### What you should do
Copy each of the entries below faithfully, setting aside any pictures.

### Recorded data
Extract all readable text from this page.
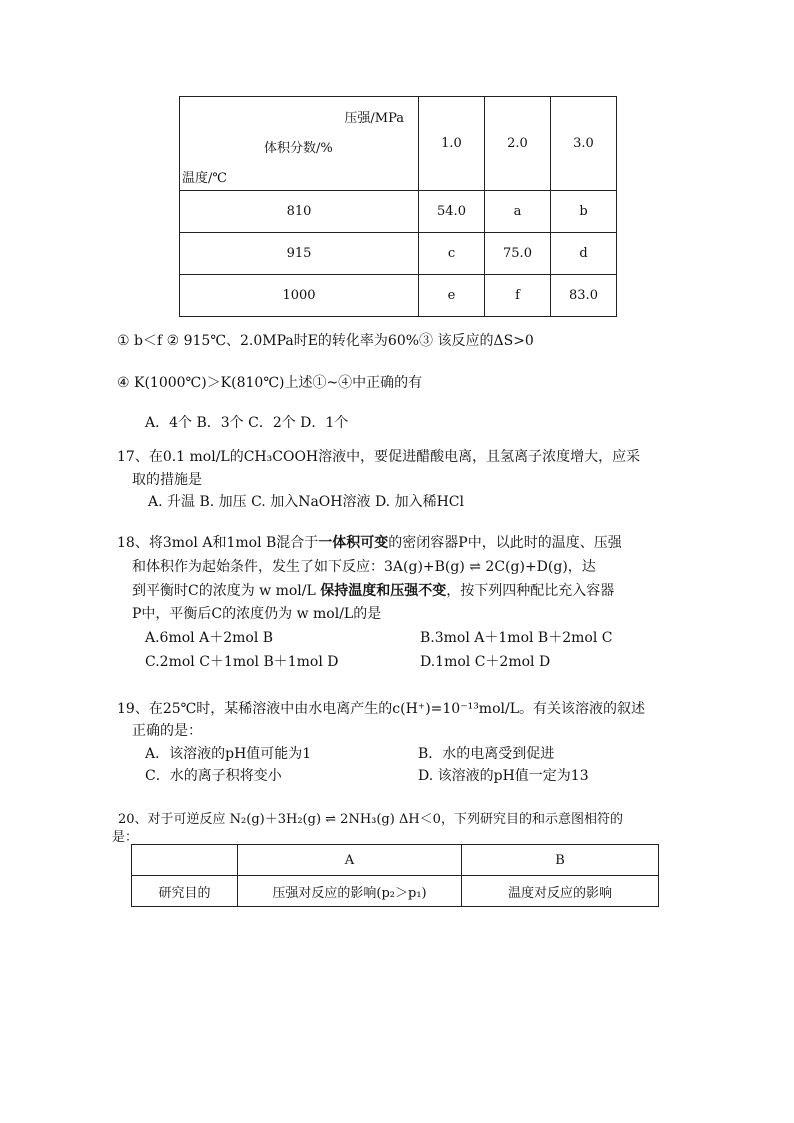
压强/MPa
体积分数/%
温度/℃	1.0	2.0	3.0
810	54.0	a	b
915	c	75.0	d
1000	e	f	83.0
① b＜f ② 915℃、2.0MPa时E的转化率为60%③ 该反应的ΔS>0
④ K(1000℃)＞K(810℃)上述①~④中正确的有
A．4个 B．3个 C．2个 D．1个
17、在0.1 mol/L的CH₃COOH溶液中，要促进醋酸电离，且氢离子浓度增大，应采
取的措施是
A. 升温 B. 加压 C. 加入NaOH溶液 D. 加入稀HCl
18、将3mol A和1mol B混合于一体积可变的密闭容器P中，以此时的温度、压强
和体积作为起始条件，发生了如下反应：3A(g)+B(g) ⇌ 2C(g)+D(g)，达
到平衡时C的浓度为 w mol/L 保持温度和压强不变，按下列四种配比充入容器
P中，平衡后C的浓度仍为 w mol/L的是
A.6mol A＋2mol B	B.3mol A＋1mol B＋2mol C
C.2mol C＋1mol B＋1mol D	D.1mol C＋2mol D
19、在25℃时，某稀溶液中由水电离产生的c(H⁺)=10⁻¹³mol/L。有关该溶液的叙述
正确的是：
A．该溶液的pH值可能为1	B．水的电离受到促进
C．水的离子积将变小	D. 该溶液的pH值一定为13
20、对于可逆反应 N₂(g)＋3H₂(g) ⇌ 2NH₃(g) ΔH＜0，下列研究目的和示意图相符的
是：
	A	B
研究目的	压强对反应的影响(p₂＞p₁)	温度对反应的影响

### Solution to this problem
Extract all readable text from this page.
压强/MPa
体积分数/%
温度/℃	1.0	2.0	3.0
810	54.0	a	b
915	c	75.0	d
1000	e	f	83.0
① b＜f ② 915℃、2.0MPa时E的转化率为60%③ 该反应的ΔS>0
④ K(1000℃)＞K(810℃)上述①~④中正确的有
A．4个 B．3个 C．2个 D．1个
17、在0.1 mol/L的CH₃COOH溶液中，要促进醋酸电离，且氢离子浓度增大，应采
取的措施是
A. 升温 B. 加压 C. 加入NaOH溶液 D. 加入稀HCl
18、将3mol A和1mol B混合于一体积可变的密闭容器P中，以此时的温度、压强
和体积作为起始条件，发生了如下反应：3A(g)+B(g) ⇌ 2C(g)+D(g)，达
到平衡时C的浓度为 w mol/L 保持温度和压强不变，按下列四种配比充入容器
P中，平衡后C的浓度仍为 w mol/L的是
A.6mol A＋2mol B	B.3mol A＋1mol B＋2mol C
C.2mol C＋1mol B＋1mol D	D.1mol C＋2mol D
19、在25℃时，某稀溶液中由水电离产生的c(H⁺)=10⁻¹³mol/L。有关该溶液的叙述
正确的是：
A．该溶液的pH值可能为1	B．水的电离受到促进
C．水的离子积将变小	D. 该溶液的pH值一定为13
20、对于可逆反应 N₂(g)＋3H₂(g) ⇌ 2NH₃(g) ΔH＜0，下列研究目的和示意图相符的
是：
	A	B
研究目的	压强对反应的影响(p₂＞p₁)	温度对反应的影响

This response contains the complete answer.